**Requirement A**
Put the rows from the data source into a Markdown table with the columns n and Line, giving each row its number and leaving out blank lines. Begin at the first row and stop after the row that contains "y-axis-label: Time dilation".

** START OF Passage **

In a ruling unsealed Nov. 27, Judge Francis M. Allegra ruled that the Navy had given adequate consideration to—and explanation for—its decision to reject Lyon Shipyard Inc.'s bid.

In July, the Government Accountability Office also denied Lyon's protest.

6 Bids, 5 Awards

The Navy's June 2011 solicitation was for repairs, upgrades, and other boatyard services for noncommissioned Navy boats.

Lyon Shipyard
Lyon Shipyard Inc.

Although rating Lyon Shipyard as very good, the Navy said that no circumstances justified its paying "considerably more" for the company's services.

The work was divided into two lots, with multiple indefinite delivery/indefinite quantity (ID/IQ) contracts to five awardees, who would then compete for firm, fixed-price task orders.

The bids were evaluated on a variety of factors, including past performance, price and technical expertise. The Navy's Independent Government Estimate (IGE) priced the contract at $101,780,712.59.

Two bidders withdrew, and the final six bids were:

  • East Coast Repair & Fabrication ($80,269,356.44);
  • Alliance Technical Services ($89,074,484.86);
  • Davis Boat Works ($89,061,384.24);
  • Colonna's Shipyard ($103,384,711.08);
  • Marine Hydraulics International ($107,005,537.34); and
  • Lyon Shipyard ($117,217.915.40).

** END OF Passage **
** START OF Records for the task **

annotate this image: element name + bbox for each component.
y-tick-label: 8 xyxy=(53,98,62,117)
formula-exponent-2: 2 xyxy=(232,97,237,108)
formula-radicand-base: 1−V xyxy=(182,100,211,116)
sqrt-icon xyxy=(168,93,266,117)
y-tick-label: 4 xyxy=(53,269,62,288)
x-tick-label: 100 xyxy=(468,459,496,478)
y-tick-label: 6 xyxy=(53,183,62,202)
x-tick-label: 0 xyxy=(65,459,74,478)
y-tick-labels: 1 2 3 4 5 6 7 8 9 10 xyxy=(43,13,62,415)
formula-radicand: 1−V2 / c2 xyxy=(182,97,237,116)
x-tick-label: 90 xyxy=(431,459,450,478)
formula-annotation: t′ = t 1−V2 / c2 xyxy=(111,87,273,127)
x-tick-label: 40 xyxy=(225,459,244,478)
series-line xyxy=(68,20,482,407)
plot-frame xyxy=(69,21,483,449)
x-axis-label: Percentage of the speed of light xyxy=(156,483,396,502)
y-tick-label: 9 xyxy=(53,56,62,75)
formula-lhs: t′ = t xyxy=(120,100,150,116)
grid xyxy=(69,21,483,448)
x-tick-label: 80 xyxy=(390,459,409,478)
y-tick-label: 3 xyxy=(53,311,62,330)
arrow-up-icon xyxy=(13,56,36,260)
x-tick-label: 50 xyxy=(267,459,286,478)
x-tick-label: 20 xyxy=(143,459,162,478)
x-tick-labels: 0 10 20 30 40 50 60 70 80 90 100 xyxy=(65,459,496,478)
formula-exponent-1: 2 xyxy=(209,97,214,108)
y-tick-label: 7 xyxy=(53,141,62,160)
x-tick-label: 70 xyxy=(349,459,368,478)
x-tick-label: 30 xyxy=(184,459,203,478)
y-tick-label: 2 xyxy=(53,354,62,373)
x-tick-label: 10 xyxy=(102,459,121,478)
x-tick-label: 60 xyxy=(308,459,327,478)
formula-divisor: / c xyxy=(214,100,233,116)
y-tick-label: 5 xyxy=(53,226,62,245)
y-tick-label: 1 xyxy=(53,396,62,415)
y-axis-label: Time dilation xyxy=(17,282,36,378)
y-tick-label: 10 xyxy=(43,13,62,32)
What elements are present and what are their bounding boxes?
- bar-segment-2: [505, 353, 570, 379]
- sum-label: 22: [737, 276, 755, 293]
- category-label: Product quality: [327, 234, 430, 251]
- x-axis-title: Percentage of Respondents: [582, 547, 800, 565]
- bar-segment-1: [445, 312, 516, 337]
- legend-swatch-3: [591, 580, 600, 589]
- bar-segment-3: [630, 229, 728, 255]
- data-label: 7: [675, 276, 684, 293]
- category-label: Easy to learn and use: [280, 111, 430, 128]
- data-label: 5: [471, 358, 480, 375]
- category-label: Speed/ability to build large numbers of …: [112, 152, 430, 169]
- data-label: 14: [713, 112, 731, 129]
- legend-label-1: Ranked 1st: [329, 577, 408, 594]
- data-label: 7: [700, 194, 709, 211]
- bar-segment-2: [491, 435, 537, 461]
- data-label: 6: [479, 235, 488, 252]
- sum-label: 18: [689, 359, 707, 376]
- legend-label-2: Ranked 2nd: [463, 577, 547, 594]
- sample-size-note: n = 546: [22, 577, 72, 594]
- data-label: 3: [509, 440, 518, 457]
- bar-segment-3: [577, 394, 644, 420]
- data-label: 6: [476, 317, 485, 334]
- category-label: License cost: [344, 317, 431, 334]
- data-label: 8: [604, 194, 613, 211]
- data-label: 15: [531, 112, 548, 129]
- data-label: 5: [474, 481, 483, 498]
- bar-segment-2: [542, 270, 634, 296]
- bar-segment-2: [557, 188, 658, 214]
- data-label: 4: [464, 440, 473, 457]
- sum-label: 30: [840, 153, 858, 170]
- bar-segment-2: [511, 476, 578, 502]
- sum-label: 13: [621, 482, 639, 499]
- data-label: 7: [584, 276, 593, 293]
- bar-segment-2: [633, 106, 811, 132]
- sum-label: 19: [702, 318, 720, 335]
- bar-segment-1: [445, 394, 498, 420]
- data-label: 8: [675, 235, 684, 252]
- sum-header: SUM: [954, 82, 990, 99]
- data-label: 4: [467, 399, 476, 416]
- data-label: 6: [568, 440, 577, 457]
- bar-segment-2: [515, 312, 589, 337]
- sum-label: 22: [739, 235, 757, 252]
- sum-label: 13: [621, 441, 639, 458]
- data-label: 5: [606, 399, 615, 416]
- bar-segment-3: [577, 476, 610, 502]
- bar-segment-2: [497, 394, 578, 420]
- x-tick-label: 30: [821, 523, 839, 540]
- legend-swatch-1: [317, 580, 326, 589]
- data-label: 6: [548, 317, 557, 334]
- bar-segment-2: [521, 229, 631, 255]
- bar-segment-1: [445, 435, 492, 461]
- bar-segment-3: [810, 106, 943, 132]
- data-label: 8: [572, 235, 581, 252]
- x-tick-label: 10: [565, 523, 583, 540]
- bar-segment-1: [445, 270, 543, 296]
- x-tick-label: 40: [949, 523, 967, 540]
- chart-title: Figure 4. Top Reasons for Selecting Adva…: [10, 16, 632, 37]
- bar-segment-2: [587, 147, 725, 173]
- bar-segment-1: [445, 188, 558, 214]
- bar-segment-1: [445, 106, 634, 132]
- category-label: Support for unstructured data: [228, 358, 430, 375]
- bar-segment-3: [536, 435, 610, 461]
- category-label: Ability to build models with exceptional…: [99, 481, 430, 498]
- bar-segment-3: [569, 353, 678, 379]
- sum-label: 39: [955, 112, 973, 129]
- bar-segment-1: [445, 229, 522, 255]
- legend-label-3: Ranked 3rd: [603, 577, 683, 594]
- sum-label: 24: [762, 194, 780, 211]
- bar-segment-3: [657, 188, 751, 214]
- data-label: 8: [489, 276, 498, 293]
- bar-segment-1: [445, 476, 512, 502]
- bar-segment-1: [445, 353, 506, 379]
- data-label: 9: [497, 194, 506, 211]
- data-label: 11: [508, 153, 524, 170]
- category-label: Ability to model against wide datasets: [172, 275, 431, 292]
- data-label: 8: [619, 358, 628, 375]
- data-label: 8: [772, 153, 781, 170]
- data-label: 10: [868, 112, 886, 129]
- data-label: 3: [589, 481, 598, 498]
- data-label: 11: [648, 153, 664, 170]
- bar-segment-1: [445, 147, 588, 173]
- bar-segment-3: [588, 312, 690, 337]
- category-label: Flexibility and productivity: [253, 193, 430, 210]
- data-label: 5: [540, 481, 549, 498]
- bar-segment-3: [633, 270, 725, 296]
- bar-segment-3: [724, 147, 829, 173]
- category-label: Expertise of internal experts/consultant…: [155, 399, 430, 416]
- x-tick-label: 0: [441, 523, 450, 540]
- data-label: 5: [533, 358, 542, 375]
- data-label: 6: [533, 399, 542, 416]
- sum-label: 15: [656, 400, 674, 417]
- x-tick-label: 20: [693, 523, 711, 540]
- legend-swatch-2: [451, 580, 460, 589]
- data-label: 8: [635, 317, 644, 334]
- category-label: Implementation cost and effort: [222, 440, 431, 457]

** END OF Records for the task **

**Requirement B**
Write what follows in the passage on the Navy boat-repair contract, starting after its list of the six final bids.

**Output A**
| n | Line |
|---|---|
| 1 | annotate this image: element name + bbox for each component. |
| 2 | y-tick-label: 8 xyxy=(53,98,62,117) |
| 3 | formula-exponent-2: 2 xyxy=(232,97,237,108) |
| 4 | formula-radicand-base: 1−V xyxy=(182,100,211,116) |
| 5 | sqrt-icon xyxy=(168,93,266,117) |
| 6 | y-tick-label: 4 xyxy=(53,269,62,288) |
| 7 | x-tick-label: 100 xyxy=(468,459,496,478) |
| 8 | y-tick-label: 6 xyxy=(53,183,62,202) |
| 9 | x-tick-label: 0 xyxy=(65,459,74,478) |
| 10 | y-tick-labels: 1 2 3 4 5 6 7 8 9 10 xyxy=(43,13,62,415) |
| 11 | formula-radicand: 1−V2 / c2 xyxy=(182,97,237,116) |
| 12 | x-tick-label: 90 xyxy=(431,459,450,478) |
| 13 | formula-annotation: t′ = t 1−V2 / c2 xyxy=(111,87,273,127) |
| 14 | x-tick-label: 40 xyxy=(225,459,244,478) |
| 15 | series-line xyxy=(68,20,482,407) |
| 16 | plot-frame xyxy=(69,21,483,449) |
| 17 | x-axis-label: Percentage of the speed of light xyxy=(156,483,396,502) |
| 18 | y-tick-label: 9 xyxy=(53,56,62,75) |
| 19 | formula-lhs: t′ = t xyxy=(120,100,150,116) |
| 20 | grid xyxy=(69,21,483,448) |
| 21 | x-tick-label: 80 xyxy=(390,459,409,478) |
| 22 | y-tick-label: 3 xyxy=(53,311,62,330) |
| 23 | arrow-up-icon xyxy=(13,56,36,260) |
| 24 | x-tick-label: 50 xyxy=(267,459,286,478) |
| 25 | x-tick-label: 20 xyxy=(143,459,162,478) |
| 26 | x-tick-labels: 0 10 20 30 40 50 60 70 80 90 100 xyxy=(65,459,496,478) |
| 27 | formula-exponent-1: 2 xyxy=(209,97,214,108) |
| 28 | y-tick-label: 7 xyxy=(53,141,62,160) |
| 29 | x-tick-label: 70 xyxy=(349,459,368,478) |
| 30 | x-tick-label: 30 xyxy=(184,459,203,478) |
| 31 | y-tick-label: 2 xyxy=(53,354,62,373) |
| 32 | x-tick-label: 10 xyxy=(102,459,121,478) |
| 33 | x-tick-label: 60 xyxy=(308,459,327,478) |
| 34 | formula-divisor: / c xyxy=(214,100,233,116) |
| 35 | y-tick-label: 5 xyxy=(53,226,62,245) |
| 36 | y-tick-label: 1 xyxy=(53,396,62,415) |
| 37 | y-axis-label: Time dilation xyxy=(17,282,36,378) |

**Output B**
All of the bidders received a "very good" technical and past performance rating, except Alliance Technical, which received "satisfactory" ratings.

Most of the bidders, including Lyon, were incumbents on the previous boatyard support contract.

'Difficult to Justify'

The Navy informed Lyon and Marine Hydraulics that their bids were "considerably higher" than the government estimate and "would be more difficult to justify as reasonable."

The Navy said it would continue to consider the bids but requested that Lyon "carefully review [its] pricing" and noted that "98%" of the boats would be located in Norfolk, where Lyon is located.

Navy bids

The Navy told Lyon that its price was "considerably higher" than other bidders and urged it to review the proposal, but the agency did not revisit the price during later discussions, and Lyon made no adjustment.

In June 2012, court documents show, Lyon responded in part:

"Lyon Shipyard's price proposal was constructed utilizing over twenty (20) years of past experience repairing these very same small boats, including the last ten (10) years as an incumbent small boat IDIQ contractor. We are very familiar [sic] all of the vessels and their systems that are included in Lot II of this solicitation."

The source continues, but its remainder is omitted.